Dataset items:
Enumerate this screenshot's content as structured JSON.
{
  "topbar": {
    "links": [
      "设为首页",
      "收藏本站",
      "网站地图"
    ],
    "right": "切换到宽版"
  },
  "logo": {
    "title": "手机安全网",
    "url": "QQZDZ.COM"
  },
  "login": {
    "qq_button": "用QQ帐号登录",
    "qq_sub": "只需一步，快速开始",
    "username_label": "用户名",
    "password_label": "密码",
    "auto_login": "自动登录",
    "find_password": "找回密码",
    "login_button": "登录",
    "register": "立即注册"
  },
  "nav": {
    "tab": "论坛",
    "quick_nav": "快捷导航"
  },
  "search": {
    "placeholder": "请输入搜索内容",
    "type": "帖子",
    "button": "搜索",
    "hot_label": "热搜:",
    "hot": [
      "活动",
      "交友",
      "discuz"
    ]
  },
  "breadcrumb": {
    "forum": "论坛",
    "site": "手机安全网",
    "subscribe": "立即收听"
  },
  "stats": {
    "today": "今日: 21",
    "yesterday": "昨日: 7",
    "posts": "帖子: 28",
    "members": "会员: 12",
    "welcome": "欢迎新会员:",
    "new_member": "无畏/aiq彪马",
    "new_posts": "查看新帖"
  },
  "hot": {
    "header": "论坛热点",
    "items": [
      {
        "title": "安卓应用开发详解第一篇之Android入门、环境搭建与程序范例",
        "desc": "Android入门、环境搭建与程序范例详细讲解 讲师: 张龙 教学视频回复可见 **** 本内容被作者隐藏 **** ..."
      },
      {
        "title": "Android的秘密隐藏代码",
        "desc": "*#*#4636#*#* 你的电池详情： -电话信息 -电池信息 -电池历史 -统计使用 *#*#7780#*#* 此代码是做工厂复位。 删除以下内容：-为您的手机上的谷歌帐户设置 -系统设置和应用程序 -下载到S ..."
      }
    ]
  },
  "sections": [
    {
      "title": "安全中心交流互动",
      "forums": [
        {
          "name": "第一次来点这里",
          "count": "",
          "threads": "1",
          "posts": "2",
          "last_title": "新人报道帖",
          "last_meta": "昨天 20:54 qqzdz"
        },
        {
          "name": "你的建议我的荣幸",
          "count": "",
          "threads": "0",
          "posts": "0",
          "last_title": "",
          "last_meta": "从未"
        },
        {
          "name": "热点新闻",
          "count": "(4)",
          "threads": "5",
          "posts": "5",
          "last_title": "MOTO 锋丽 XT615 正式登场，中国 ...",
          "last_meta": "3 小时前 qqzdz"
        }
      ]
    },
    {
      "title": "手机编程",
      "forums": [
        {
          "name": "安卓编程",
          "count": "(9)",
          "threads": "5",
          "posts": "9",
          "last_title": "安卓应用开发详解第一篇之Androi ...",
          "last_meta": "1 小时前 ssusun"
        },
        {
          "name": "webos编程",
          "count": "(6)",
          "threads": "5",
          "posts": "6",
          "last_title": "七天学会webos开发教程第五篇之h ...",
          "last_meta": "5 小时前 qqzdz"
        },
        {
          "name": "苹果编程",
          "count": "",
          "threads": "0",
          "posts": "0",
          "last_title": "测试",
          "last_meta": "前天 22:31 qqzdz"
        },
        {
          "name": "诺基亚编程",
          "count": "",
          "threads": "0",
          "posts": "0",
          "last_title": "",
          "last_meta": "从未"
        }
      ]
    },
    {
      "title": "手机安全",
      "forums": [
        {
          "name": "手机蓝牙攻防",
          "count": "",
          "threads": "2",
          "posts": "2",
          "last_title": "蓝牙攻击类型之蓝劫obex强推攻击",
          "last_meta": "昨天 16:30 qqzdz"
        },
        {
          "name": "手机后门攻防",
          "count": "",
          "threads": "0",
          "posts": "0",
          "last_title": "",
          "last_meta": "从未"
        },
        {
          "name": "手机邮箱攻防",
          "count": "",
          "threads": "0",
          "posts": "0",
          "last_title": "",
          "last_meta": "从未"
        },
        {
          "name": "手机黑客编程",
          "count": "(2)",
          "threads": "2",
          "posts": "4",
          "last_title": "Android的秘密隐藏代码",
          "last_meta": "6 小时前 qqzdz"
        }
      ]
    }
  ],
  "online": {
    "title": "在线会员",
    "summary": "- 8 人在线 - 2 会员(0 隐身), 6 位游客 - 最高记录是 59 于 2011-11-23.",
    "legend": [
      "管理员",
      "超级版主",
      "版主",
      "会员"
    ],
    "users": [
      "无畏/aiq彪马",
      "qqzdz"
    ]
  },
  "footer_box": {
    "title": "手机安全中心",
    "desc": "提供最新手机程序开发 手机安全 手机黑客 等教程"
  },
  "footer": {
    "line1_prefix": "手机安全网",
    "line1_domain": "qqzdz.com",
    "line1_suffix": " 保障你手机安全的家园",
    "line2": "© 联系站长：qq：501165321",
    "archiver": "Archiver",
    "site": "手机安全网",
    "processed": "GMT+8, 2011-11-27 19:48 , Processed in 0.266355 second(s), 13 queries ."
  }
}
* * *
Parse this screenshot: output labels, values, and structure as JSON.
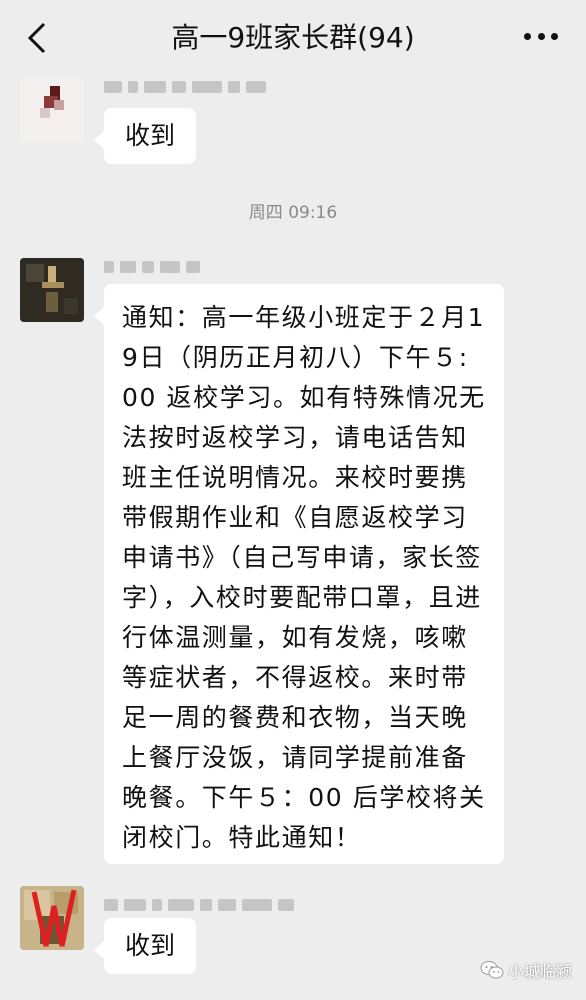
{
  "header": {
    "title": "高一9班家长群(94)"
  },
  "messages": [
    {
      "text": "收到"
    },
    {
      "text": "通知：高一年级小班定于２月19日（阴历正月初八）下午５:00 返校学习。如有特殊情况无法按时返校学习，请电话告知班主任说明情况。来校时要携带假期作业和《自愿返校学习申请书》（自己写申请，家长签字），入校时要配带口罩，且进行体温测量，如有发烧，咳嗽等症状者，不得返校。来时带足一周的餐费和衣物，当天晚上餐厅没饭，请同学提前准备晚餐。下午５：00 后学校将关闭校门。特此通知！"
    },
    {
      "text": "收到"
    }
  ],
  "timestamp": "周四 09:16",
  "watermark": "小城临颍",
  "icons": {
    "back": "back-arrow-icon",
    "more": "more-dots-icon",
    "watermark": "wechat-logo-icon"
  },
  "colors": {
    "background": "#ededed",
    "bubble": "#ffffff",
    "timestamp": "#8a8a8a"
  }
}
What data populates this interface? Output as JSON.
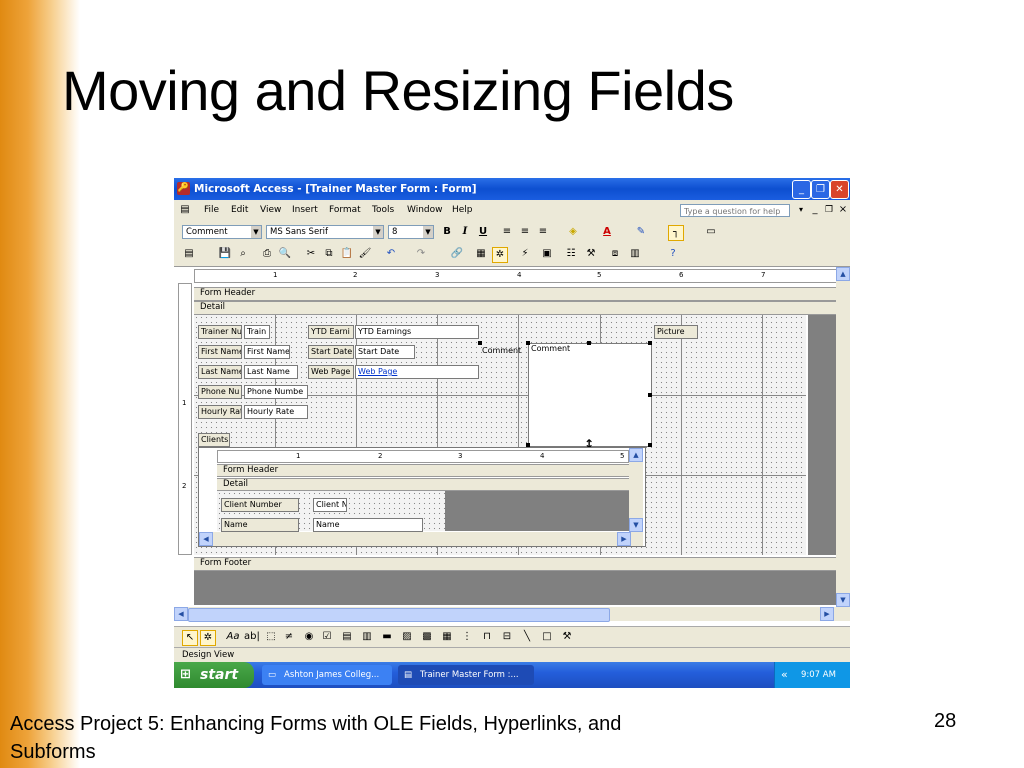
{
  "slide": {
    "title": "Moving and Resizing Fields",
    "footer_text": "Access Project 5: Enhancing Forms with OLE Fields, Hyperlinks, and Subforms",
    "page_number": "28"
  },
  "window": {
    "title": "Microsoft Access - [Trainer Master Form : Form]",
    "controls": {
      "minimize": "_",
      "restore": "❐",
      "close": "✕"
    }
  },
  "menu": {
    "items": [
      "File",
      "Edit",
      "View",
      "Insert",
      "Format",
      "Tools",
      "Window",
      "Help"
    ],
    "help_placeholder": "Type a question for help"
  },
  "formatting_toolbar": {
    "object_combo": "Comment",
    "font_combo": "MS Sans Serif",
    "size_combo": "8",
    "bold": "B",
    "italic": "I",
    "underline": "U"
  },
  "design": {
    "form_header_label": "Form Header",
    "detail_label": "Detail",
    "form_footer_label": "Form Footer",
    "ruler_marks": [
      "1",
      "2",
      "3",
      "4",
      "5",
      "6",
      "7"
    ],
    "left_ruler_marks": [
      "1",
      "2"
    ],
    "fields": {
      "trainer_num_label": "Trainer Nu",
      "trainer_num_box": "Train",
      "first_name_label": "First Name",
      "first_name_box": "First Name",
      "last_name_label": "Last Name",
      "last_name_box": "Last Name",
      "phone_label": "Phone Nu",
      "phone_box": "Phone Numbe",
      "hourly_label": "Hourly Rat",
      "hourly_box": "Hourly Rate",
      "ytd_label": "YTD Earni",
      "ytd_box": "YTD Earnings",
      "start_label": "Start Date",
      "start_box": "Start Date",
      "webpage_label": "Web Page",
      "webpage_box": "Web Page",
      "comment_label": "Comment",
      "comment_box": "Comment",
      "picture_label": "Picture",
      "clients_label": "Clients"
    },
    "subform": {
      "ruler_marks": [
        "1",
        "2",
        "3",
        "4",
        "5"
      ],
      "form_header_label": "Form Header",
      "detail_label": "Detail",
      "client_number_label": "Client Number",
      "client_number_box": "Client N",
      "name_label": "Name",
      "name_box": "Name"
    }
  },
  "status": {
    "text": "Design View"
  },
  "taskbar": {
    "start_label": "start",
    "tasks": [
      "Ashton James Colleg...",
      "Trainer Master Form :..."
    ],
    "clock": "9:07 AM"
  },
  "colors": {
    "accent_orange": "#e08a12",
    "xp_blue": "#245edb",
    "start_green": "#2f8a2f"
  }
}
--
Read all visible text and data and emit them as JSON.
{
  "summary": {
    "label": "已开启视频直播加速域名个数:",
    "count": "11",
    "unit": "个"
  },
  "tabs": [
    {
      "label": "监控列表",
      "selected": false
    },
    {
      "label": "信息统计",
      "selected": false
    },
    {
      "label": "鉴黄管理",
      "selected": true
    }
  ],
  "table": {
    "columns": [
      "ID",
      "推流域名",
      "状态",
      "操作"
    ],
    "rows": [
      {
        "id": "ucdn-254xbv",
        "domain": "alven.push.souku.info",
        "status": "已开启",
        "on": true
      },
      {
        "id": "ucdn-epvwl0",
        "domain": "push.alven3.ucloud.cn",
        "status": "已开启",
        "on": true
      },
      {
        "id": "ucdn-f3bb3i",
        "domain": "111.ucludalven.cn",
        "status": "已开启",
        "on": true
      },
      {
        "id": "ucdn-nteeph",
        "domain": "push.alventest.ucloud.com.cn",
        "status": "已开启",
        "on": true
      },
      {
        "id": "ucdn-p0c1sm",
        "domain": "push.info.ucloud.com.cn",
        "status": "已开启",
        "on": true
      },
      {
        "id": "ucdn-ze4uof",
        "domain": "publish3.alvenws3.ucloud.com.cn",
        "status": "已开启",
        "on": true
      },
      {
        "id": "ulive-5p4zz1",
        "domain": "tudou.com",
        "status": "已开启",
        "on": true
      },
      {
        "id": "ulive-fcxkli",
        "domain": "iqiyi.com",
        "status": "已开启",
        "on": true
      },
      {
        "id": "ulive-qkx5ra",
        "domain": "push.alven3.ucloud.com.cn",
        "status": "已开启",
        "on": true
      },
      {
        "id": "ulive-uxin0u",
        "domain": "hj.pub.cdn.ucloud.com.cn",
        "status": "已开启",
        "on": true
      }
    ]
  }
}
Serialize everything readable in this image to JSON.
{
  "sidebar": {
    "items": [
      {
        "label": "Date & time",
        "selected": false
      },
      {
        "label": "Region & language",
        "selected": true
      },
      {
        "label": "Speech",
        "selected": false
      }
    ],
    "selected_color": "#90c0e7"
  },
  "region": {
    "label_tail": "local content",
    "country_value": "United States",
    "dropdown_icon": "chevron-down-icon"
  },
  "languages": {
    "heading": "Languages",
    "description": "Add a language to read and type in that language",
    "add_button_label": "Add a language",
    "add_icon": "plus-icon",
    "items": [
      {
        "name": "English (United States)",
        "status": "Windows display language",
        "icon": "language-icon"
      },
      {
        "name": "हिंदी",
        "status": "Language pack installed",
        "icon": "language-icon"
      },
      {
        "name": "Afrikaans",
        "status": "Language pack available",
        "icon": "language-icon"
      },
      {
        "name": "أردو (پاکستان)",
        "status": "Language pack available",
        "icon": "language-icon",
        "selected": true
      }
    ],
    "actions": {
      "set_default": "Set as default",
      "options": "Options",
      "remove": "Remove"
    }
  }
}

# Exercise goal
Pull out all lines in the data above that include "ucloud".

# Task solution
        "domain": "push.alven3.ucloud.cn",
        "domain": "push.alventest.ucloud.com.cn",
        "domain": "push.info.ucloud.com.cn",
        "domain": "publish3.alvenws3.ucloud.com.cn",
        "domain": "push.alven3.ucloud.com.cn",
        "domain": "hj.pub.cdn.ucloud.com.cn",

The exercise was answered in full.